→ **Objective**
Search the listing below for "sels". Copy each matching line.
┌──
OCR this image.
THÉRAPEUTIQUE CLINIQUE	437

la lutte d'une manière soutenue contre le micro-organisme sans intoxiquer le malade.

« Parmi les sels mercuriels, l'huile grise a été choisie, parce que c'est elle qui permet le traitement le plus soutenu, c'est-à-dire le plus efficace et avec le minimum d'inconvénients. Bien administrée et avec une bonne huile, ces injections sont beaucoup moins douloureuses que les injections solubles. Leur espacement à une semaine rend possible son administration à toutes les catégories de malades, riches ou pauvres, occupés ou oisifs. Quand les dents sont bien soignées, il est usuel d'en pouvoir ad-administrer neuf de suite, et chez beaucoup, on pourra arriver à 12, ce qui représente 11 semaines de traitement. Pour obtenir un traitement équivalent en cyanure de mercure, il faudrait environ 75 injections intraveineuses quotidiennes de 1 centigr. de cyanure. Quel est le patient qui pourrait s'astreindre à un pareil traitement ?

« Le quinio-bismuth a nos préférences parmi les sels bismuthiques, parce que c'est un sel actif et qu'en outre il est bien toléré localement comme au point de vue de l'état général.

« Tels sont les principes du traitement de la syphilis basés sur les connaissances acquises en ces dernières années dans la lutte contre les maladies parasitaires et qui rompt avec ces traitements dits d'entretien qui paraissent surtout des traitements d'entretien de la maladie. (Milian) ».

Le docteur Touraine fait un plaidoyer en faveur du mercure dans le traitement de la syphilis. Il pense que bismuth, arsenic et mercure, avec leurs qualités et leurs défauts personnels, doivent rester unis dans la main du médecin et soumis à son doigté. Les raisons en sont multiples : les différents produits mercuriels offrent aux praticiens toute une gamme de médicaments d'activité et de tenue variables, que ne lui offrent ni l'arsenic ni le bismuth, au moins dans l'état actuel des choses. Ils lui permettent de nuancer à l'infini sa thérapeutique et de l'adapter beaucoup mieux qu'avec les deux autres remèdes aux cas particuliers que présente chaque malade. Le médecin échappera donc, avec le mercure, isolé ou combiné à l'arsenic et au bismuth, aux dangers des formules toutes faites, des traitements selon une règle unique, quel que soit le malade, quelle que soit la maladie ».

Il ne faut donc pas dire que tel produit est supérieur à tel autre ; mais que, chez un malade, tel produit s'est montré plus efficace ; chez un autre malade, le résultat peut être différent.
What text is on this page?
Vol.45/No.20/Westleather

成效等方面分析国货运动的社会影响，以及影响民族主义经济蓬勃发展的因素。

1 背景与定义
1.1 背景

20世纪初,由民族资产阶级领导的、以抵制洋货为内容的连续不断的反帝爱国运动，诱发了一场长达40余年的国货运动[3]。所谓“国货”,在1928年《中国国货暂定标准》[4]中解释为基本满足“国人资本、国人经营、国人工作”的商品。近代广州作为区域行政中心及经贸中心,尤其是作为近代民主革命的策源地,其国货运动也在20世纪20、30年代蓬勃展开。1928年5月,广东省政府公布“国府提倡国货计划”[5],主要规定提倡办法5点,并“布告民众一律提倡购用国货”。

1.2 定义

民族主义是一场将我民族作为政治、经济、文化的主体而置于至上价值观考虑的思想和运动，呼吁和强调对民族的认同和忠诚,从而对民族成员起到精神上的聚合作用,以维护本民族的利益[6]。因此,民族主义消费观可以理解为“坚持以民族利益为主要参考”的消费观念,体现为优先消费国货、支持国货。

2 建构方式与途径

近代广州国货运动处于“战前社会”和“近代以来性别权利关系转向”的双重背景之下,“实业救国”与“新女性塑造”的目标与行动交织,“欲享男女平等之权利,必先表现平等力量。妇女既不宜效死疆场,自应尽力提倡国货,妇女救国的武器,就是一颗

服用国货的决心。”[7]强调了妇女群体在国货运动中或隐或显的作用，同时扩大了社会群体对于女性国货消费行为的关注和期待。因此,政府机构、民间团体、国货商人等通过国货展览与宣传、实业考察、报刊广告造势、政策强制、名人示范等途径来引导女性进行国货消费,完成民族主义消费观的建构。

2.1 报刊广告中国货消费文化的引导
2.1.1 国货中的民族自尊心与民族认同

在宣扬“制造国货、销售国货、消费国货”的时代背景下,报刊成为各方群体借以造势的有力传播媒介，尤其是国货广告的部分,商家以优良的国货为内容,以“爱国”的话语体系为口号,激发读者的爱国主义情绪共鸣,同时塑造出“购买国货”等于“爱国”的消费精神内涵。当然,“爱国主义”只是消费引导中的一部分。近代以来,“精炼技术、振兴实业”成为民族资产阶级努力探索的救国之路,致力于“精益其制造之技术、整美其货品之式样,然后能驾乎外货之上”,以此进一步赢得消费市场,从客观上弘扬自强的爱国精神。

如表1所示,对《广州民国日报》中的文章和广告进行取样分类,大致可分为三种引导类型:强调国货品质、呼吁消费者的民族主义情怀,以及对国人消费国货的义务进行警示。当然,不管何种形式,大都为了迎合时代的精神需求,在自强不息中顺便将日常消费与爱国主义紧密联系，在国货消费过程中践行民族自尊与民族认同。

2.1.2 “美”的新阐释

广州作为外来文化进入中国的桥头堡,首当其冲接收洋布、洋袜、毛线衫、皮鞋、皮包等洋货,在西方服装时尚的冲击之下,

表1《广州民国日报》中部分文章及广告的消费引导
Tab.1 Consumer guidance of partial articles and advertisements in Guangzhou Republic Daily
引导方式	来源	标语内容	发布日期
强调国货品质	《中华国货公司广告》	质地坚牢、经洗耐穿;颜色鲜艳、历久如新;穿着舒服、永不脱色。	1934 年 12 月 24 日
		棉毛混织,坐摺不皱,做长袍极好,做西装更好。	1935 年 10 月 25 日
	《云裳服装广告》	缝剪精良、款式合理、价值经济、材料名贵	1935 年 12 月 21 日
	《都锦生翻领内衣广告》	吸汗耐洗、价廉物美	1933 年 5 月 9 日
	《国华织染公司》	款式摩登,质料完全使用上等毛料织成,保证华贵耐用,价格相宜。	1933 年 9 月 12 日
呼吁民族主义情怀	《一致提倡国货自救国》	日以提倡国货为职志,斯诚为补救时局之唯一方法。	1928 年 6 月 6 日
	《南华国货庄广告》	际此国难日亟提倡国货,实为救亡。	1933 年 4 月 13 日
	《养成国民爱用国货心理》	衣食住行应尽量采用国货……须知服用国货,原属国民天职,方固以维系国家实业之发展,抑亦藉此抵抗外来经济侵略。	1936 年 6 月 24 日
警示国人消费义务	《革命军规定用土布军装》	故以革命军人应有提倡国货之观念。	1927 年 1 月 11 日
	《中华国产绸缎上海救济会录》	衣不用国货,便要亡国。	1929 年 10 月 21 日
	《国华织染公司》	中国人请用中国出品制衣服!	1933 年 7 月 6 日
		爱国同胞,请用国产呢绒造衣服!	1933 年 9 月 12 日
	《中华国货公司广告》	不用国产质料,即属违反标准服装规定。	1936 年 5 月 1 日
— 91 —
└──
→ **Task output**
« Parmi les sels mercuriels, l'huile grise a été choisie, parce que c'est elle qui permet le traitement le plus soutenu, c'est-à-dire le plus efficace et avec le minimum d'inconvénients. Bien administrée et avec une bonne huile, ces injections sont beaucoup moins douloureuses que les injections solubles. Leur espacement à une semaine rend possible son administration à toutes les catégories de malades, riches ou pauvres, occupés ou oisifs. Quand les dents sont bien soignées, il est usuel d'en pouvoir ad-administrer neuf de suite, et chez beaucoup, on pourra arriver à 12, ce qui représente 11 semaines de traitement. Pour obtenir un traitement équivalent en cyanure de mercure, il faudrait environ 75 injections intraveineuses quotidiennes de 1 centigr. de cyanure. Quel est le patient qui pourrait s'astreindre à un pareil traitement ?
« Le quinio-bismuth a nos préférences parmi les sels bismuthiques, parce que c'est un sel actif et qu'en outre il est bien toléré localement comme au point de vue de l'état général.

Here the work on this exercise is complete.